Identify the lines bearing the string "name" and gather them.

-----

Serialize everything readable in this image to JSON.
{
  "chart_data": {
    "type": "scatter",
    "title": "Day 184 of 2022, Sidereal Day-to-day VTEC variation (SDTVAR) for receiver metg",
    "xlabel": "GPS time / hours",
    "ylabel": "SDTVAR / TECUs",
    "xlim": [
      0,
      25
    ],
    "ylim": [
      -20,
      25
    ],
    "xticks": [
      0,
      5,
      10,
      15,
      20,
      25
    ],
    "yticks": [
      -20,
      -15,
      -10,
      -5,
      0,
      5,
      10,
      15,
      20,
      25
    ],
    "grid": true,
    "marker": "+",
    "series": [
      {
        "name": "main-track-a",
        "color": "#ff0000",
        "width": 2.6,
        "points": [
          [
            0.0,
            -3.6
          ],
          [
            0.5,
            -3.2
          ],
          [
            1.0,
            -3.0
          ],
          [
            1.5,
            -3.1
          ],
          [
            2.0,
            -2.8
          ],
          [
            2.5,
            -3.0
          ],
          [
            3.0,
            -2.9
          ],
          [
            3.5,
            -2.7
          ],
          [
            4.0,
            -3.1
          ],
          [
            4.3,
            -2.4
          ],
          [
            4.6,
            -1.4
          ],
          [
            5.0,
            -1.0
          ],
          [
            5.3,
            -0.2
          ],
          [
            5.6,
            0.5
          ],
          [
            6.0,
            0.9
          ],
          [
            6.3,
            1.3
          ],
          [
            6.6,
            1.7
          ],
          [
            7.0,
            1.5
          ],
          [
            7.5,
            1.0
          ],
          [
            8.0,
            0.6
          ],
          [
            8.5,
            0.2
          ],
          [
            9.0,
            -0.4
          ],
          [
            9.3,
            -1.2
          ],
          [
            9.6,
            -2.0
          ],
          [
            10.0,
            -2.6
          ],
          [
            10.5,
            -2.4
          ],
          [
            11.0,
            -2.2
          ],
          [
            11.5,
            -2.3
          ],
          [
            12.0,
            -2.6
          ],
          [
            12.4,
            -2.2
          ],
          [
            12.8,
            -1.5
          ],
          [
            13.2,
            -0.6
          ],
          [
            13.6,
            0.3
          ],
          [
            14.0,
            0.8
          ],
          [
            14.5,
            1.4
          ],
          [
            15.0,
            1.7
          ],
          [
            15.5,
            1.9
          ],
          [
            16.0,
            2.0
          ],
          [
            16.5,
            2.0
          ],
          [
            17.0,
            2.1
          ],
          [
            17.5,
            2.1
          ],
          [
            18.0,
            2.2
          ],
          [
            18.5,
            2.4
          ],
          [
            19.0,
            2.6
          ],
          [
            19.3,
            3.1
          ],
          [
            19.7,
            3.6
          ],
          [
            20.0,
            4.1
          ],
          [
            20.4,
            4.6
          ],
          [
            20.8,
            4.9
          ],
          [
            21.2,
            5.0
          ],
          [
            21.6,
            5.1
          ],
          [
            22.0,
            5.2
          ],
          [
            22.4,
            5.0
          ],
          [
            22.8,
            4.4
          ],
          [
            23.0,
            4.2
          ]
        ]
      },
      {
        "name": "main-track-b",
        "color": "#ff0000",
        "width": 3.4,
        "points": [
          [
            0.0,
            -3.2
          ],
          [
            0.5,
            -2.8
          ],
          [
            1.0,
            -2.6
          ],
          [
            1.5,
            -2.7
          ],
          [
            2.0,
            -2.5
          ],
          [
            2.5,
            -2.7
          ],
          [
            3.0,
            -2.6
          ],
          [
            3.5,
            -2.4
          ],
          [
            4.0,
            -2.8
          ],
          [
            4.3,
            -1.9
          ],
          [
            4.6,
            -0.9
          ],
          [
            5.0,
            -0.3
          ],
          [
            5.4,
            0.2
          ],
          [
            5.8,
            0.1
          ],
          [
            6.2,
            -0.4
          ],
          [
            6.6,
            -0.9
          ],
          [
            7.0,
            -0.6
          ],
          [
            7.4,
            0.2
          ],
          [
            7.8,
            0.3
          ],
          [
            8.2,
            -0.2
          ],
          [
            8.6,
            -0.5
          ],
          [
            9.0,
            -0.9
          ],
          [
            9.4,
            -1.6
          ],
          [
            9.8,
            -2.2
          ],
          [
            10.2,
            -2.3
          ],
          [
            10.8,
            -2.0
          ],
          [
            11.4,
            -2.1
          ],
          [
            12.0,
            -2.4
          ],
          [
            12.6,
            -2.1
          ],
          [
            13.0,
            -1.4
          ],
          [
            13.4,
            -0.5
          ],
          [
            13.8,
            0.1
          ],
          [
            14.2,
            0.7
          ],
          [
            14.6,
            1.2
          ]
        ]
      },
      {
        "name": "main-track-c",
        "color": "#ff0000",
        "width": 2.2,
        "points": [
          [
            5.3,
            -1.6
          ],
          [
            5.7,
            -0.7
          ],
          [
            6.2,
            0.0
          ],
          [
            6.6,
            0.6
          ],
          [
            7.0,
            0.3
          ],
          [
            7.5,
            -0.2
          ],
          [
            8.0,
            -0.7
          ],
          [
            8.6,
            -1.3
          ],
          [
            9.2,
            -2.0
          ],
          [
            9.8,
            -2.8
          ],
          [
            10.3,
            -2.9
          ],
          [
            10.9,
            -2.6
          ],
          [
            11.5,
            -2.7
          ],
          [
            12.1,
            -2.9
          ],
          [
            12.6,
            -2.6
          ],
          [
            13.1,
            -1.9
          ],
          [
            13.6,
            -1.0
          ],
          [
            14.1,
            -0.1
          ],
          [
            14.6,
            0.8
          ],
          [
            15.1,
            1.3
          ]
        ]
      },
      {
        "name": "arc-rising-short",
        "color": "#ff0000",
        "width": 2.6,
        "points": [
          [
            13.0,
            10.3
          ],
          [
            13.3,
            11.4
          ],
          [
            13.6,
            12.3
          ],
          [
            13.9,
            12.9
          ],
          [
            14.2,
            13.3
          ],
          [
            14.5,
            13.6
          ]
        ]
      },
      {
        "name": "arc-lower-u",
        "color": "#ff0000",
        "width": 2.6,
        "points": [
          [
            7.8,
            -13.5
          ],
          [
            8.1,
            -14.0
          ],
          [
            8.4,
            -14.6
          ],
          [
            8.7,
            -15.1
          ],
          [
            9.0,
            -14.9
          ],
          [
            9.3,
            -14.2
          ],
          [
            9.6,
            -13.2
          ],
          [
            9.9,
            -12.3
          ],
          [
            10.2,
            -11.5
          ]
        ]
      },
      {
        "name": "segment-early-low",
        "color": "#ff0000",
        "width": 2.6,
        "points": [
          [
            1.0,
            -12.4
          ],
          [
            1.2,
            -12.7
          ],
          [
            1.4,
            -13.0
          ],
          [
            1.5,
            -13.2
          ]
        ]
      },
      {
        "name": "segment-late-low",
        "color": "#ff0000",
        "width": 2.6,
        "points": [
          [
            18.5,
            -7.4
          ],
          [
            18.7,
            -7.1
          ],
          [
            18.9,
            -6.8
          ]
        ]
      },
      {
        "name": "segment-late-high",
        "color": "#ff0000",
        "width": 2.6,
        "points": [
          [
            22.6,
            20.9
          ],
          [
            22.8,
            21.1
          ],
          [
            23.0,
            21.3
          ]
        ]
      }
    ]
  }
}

-----

▶ [Written response]
        "name": "main-track-a",
        "name": "main-track-b",
        "name": "main-track-c",
        "name": "arc-rising-short",
        "name": "arc-lower-u",
        "name": "segment-early-low",
        "name": "segment-late-low",
        "name": "segment-late-high",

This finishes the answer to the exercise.